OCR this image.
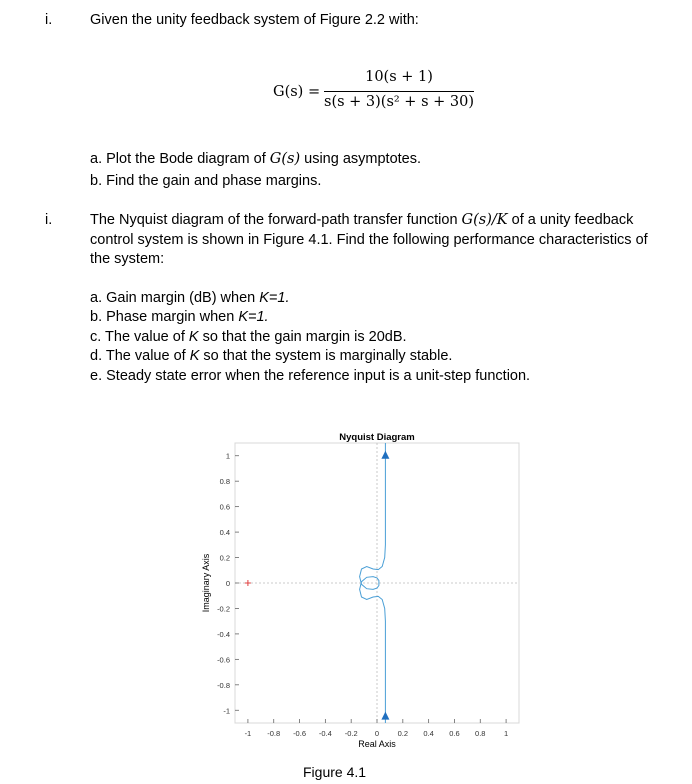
i.	Given the unity feedback system of Figure 2.2 with:
G(s) =
10(s + 1)
s(s + 3)(s² + s + 30)
a. Plot the Bode diagram of G(s) using asymptotes.
b. Find the gain and phase margins.
i.	The Nyquist diagram of the forward-path transfer function G(s)/K of a unity feedback
control system is shown in Figure 4.1. Find the following performance characteristics of
the system:
a. Gain margin (dB) when K=1.
b. Phase margin when K=1.
c. The value of K so that the gain margin is 20dB.
d. The value of K so that the system is marginally stable.
e. Steady state error when the reference input is a unit-step function.
Nyquist Diagram
Real Axis
Imaginary Axis
-1 -0.8 -0.6 -0.4 -0.2 0 0.2 0.4 0.6 0.8 1
1
0.8
0.6
0.4
0.2
0
-0.2
-0.4
-0.6
-0.8
-1
Figure 4.1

···

#### PROBLEM DESCRIPTION:
Report only the number of lines in the records that include the word "feedback".

#### TASK RESPONSE:
2